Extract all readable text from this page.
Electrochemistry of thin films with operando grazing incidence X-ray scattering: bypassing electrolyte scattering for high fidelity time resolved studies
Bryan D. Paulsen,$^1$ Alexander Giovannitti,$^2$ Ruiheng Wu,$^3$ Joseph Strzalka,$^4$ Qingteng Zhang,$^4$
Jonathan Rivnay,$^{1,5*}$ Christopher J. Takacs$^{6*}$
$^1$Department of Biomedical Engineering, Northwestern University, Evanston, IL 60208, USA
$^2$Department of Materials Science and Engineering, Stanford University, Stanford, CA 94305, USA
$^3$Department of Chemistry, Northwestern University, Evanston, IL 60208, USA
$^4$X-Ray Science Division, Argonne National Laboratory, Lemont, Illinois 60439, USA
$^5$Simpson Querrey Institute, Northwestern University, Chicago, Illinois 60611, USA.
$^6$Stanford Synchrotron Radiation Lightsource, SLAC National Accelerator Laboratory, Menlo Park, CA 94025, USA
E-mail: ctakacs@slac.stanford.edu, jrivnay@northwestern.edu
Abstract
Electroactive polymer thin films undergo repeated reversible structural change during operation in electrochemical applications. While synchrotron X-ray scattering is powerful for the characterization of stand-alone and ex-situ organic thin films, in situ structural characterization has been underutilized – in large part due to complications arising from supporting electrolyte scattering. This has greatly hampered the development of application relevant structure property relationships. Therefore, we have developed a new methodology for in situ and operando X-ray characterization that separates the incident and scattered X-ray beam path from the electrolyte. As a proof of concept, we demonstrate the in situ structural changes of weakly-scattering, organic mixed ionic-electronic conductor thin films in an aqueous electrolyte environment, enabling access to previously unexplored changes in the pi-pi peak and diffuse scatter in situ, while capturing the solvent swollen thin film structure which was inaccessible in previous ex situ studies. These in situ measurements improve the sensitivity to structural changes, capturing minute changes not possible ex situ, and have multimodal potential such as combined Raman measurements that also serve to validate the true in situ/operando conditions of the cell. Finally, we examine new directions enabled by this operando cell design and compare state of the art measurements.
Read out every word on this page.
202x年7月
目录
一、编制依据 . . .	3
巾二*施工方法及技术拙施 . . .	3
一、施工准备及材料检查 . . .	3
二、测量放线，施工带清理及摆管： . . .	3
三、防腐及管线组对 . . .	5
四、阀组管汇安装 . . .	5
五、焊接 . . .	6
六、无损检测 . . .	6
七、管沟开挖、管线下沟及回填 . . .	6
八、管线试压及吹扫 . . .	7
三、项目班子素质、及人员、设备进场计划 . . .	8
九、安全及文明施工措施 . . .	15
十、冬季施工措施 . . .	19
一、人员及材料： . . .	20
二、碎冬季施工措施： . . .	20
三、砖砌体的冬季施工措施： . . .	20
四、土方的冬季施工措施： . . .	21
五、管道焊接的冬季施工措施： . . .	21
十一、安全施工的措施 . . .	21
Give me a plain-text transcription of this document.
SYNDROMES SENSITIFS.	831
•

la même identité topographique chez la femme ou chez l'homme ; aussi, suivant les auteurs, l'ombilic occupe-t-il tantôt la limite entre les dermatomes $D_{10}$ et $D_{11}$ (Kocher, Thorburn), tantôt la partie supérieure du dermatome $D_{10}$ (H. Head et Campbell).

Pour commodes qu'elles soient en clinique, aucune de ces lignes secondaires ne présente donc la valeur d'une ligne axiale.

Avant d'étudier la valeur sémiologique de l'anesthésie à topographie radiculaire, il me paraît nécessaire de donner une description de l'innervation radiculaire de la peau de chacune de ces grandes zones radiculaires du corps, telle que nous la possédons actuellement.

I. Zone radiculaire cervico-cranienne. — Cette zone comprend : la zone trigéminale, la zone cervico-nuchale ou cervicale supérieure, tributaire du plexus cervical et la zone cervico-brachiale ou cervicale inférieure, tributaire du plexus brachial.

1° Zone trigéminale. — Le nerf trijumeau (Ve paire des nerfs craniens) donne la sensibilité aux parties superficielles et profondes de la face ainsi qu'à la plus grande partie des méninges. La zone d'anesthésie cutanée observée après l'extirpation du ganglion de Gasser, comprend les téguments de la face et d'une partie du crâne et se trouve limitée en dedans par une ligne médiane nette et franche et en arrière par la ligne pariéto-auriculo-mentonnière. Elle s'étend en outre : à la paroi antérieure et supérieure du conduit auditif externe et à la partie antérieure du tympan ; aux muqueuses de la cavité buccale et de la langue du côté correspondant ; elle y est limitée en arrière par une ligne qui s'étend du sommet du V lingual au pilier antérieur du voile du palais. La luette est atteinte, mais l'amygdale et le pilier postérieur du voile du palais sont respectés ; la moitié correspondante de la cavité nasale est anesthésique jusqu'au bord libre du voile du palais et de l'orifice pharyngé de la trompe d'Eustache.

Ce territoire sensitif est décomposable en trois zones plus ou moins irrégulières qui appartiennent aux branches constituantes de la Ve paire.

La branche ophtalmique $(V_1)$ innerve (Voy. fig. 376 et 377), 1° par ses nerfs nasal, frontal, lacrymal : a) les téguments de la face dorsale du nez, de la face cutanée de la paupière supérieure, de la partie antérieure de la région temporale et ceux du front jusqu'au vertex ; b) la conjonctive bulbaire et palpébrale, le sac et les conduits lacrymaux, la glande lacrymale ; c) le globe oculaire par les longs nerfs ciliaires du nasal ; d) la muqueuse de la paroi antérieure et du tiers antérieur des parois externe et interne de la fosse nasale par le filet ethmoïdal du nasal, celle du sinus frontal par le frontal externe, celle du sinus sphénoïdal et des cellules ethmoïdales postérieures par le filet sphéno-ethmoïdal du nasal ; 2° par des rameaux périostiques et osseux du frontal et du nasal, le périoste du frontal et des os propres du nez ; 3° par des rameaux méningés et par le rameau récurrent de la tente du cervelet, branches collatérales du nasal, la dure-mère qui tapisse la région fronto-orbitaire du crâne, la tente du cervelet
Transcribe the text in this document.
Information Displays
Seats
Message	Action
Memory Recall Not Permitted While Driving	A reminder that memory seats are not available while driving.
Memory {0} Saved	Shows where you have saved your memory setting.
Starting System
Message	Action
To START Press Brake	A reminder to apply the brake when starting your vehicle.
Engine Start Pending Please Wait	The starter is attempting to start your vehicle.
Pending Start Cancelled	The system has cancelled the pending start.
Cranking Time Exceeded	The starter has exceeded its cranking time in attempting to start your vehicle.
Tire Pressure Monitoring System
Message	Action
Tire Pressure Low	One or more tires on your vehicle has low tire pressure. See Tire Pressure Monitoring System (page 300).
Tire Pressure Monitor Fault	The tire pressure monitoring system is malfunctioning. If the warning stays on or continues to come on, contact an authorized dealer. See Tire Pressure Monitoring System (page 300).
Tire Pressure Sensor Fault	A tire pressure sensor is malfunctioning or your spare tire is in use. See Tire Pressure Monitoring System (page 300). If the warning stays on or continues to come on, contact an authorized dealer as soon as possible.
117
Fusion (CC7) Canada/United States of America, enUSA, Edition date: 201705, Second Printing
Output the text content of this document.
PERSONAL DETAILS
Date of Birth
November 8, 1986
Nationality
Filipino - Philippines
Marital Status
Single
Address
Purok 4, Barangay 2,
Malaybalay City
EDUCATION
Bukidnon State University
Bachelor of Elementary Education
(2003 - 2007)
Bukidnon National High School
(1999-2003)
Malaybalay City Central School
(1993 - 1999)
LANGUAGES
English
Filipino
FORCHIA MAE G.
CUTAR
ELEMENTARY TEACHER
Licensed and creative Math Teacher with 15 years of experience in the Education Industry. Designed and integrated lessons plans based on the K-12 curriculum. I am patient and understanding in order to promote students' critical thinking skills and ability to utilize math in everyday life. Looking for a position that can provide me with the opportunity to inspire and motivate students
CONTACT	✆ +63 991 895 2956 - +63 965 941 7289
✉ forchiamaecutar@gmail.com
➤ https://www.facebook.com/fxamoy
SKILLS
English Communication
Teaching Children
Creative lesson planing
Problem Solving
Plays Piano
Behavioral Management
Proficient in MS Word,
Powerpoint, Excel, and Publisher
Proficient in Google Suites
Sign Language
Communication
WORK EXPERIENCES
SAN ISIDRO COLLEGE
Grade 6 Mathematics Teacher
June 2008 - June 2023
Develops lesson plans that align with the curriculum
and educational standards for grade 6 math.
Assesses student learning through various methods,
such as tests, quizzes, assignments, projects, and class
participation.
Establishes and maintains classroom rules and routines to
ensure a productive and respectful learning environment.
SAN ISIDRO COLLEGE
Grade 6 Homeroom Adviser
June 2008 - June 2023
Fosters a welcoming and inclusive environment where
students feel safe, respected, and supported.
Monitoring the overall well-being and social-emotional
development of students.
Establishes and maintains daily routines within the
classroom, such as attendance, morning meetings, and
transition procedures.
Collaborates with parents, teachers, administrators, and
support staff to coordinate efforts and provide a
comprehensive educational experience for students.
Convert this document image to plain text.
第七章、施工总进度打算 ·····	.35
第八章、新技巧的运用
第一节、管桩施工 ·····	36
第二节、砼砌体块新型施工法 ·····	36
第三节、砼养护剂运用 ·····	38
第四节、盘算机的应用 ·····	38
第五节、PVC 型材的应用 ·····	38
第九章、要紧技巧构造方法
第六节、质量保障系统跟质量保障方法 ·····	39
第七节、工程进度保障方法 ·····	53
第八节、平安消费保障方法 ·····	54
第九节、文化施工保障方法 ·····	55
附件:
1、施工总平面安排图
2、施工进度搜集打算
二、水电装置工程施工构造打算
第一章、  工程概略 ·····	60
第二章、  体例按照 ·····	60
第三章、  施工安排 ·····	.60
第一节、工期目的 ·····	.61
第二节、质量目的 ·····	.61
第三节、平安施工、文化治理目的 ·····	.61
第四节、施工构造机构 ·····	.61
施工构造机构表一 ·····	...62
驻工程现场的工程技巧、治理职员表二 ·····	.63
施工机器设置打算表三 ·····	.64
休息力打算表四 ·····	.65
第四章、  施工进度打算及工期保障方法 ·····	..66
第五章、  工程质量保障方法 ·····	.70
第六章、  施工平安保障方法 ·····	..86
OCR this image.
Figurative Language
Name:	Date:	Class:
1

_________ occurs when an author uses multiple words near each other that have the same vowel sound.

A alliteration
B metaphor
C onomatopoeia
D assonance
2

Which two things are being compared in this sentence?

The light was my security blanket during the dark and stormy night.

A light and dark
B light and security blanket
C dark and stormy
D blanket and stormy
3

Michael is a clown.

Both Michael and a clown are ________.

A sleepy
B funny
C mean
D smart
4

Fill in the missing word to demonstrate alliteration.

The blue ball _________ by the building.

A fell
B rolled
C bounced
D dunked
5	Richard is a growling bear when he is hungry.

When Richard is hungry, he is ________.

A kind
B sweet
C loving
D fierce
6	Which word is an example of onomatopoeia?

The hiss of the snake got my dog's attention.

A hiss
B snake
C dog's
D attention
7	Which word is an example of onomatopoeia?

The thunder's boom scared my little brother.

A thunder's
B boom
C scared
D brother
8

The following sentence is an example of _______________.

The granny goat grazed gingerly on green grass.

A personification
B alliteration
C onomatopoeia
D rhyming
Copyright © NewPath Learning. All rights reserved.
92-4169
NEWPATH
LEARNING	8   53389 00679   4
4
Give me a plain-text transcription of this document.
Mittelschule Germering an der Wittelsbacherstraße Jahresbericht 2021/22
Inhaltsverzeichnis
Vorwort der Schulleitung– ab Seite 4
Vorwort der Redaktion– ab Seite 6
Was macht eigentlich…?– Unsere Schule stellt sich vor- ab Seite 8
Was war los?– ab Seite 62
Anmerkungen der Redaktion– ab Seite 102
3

# # # # # # #

Written problem ▸ Return a copy of every line that includes the word "starter".

Result of this task ▸
Engine Start Pending Please Wait	The starter is attempting to start your vehicle.
Cranking Time Exceeded	The starter has exceeded its cranking time in attempting to start your vehicle.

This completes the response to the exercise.